- **Exercise brief**
Set down the data below without change, skipping the pictures it holds.

━━━ Data excerpts ━━━

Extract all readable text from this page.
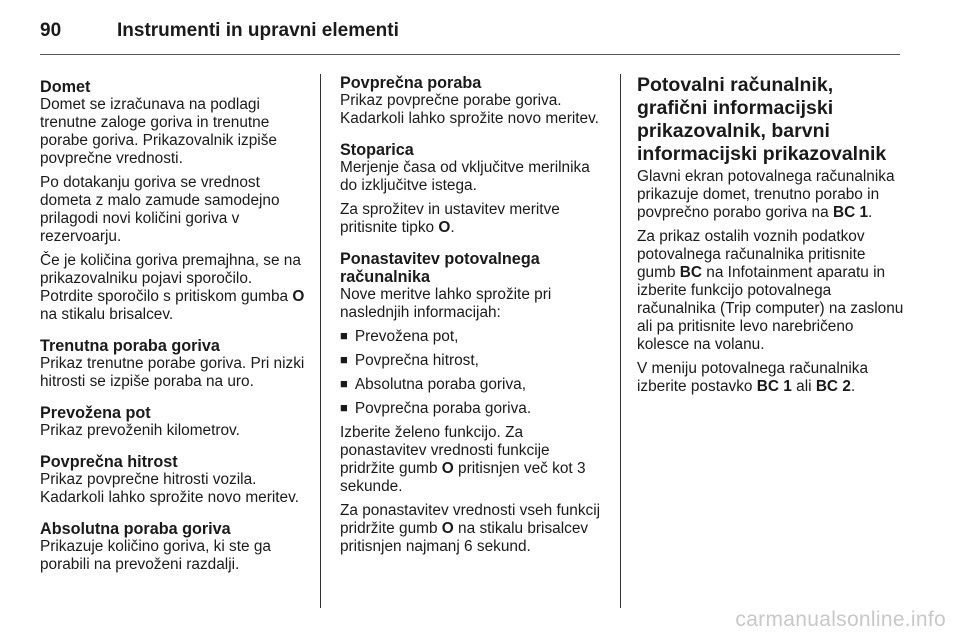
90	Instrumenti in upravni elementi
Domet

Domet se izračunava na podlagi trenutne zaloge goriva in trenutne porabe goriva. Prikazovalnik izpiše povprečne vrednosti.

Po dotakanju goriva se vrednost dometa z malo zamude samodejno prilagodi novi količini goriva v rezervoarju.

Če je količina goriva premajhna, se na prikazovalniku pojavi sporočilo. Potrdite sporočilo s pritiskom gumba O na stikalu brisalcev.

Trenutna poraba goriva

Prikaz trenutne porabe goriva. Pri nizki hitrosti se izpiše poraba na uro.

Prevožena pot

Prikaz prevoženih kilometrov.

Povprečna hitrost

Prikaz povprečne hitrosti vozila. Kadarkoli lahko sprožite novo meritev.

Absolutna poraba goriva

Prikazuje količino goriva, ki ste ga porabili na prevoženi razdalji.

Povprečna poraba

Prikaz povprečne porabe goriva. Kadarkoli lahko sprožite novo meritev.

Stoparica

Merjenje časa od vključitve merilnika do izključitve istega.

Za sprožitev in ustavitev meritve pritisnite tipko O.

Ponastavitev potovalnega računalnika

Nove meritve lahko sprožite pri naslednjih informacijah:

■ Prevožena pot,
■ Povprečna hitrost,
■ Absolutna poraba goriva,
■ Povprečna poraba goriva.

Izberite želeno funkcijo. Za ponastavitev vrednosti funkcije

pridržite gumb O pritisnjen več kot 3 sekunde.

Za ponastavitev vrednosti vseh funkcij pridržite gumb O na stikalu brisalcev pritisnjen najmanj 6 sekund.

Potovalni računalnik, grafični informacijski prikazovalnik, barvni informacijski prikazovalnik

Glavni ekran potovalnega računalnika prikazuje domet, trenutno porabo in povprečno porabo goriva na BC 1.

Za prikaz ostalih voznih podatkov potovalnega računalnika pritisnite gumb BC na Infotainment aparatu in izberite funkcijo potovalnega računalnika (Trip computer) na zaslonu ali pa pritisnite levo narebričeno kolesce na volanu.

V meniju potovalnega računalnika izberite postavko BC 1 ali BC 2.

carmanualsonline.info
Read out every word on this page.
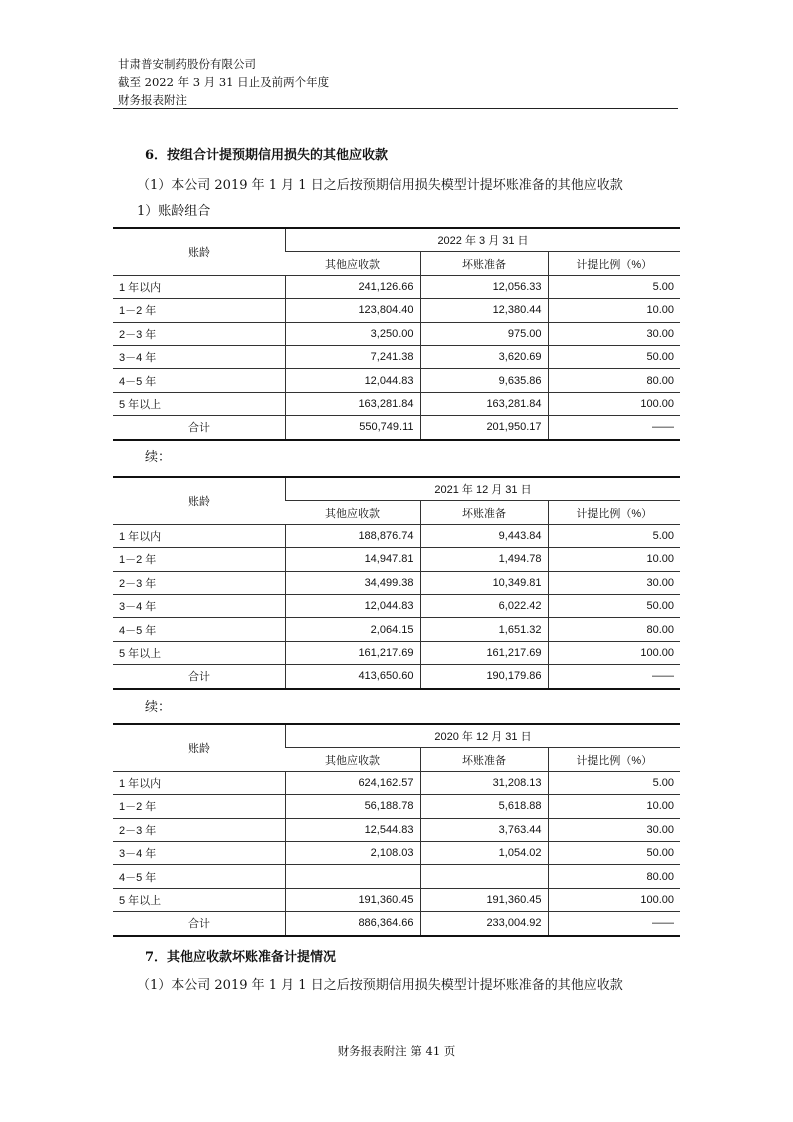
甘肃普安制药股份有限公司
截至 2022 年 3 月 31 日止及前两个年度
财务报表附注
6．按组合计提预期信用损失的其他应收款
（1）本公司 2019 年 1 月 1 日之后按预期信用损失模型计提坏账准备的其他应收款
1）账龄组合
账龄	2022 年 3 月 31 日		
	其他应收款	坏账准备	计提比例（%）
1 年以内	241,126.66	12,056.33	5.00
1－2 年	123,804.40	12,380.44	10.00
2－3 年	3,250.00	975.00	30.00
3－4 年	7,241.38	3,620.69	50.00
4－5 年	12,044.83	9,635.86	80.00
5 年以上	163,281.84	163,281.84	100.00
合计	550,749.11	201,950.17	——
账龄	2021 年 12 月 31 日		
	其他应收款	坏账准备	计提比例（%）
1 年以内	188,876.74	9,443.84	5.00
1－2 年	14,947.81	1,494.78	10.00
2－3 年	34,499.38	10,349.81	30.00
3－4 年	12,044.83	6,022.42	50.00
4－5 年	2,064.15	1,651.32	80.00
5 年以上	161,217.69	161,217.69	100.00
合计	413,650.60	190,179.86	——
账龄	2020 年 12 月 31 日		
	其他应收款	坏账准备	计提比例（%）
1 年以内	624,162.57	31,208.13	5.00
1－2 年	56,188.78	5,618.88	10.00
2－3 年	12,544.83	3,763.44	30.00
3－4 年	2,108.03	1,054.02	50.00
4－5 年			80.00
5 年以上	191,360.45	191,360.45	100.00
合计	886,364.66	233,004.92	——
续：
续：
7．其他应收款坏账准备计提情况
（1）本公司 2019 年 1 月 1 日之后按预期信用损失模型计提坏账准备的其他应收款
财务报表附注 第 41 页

━━━

- **Response to the task**
Extract all readable text from this page.
90	Instrumenti in upravni elementi
Domet

Domet se izračunava na podlagi trenutne zaloge goriva in trenutne porabe goriva. Prikazovalnik izpiše povprečne vrednosti.

Po dotakanju goriva se vrednost dometa z malo zamude samodejno prilagodi novi količini goriva v rezervoarju.

Če je količina goriva premajhna, se na prikazovalniku pojavi sporočilo. Potrdite sporočilo s pritiskom gumba O na stikalu brisalcev.

Trenutna poraba goriva

Prikaz trenutne porabe goriva. Pri nizki hitrosti se izpiše poraba na uro.

Prevožena pot

Prikaz prevoženih kilometrov.

Povprečna hitrost

Prikaz povprečne hitrosti vozila. Kadarkoli lahko sprožite novo meritev.

Absolutna poraba goriva

Prikazuje količino goriva, ki ste ga porabili na prevoženi razdalji.

Povprečna poraba

Prikaz povprečne porabe goriva. Kadarkoli lahko sprožite novo meritev.

Stoparica

Merjenje časa od vključitve merilnika do izključitve istega.

Za sprožitev in ustavitev meritve pritisnite tipko O.

Ponastavitev potovalnega računalnika

Nove meritve lahko sprožite pri naslednjih informacijah:

■ Prevožena pot,
■ Povprečna hitrost,
■ Absolutna poraba goriva,
■ Povprečna poraba goriva.

Izberite želeno funkcijo. Za ponastavitev vrednosti funkcije

pridržite gumb O pritisnjen več kot 3 sekunde.

Za ponastavitev vrednosti vseh funkcij pridržite gumb O na stikalu brisalcev pritisnjen najmanj 6 sekund.

Potovalni računalnik, grafični informacijski prikazovalnik, barvni informacijski prikazovalnik

Glavni ekran potovalnega računalnika prikazuje domet, trenutno porabo in povprečno porabo goriva na BC 1.

Za prikaz ostalih voznih podatkov potovalnega računalnika pritisnite gumb BC na Infotainment aparatu in izberite funkcijo potovalnega računalnika (Trip computer) na zaslonu ali pa pritisnite levo narebričeno kolesce na volanu.

V meniju potovalnega računalnika izberite postavko BC 1 ali BC 2.

carmanualsonline.info
Read out every word on this page.
甘肃普安制药股份有限公司
截至 2022 年 3 月 31 日止及前两个年度
财务报表附注
6．按组合计提预期信用损失的其他应收款
（1）本公司 2019 年 1 月 1 日之后按预期信用损失模型计提坏账准备的其他应收款
1）账龄组合
账龄	2022 年 3 月 31 日		
	其他应收款	坏账准备	计提比例（%）
1 年以内	241,126.66	12,056.33	5.00
1－2 年	123,804.40	12,380.44	10.00
2－3 年	3,250.00	975.00	30.00
3－4 年	7,241.38	3,620.69	50.00
4－5 年	12,044.83	9,635.86	80.00
5 年以上	163,281.84	163,281.84	100.00
合计	550,749.11	201,950.17	——
账龄	2021 年 12 月 31 日		
	其他应收款	坏账准备	计提比例（%）
1 年以内	188,876.74	9,443.84	5.00
1－2 年	14,947.81	1,494.78	10.00
2－3 年	34,499.38	10,349.81	30.00
3－4 年	12,044.83	6,022.42	50.00
4－5 年	2,064.15	1,651.32	80.00
5 年以上	161,217.69	161,217.69	100.00
合计	413,650.60	190,179.86	——
账龄	2020 年 12 月 31 日		
	其他应收款	坏账准备	计提比例（%）
1 年以内	624,162.57	31,208.13	5.00
1－2 年	56,188.78	5,618.88	10.00
2－3 年	12,544.83	3,763.44	30.00
3－4 年	2,108.03	1,054.02	50.00
4－5 年			80.00
5 年以上	191,360.45	191,360.45	100.00
合计	886,364.66	233,004.92	——
续：
续：
7．其他应收款坏账准备计提情况
（1）本公司 2019 年 1 月 1 日之后按预期信用损失模型计提坏账准备的其他应收款
财务报表附注 第 41 页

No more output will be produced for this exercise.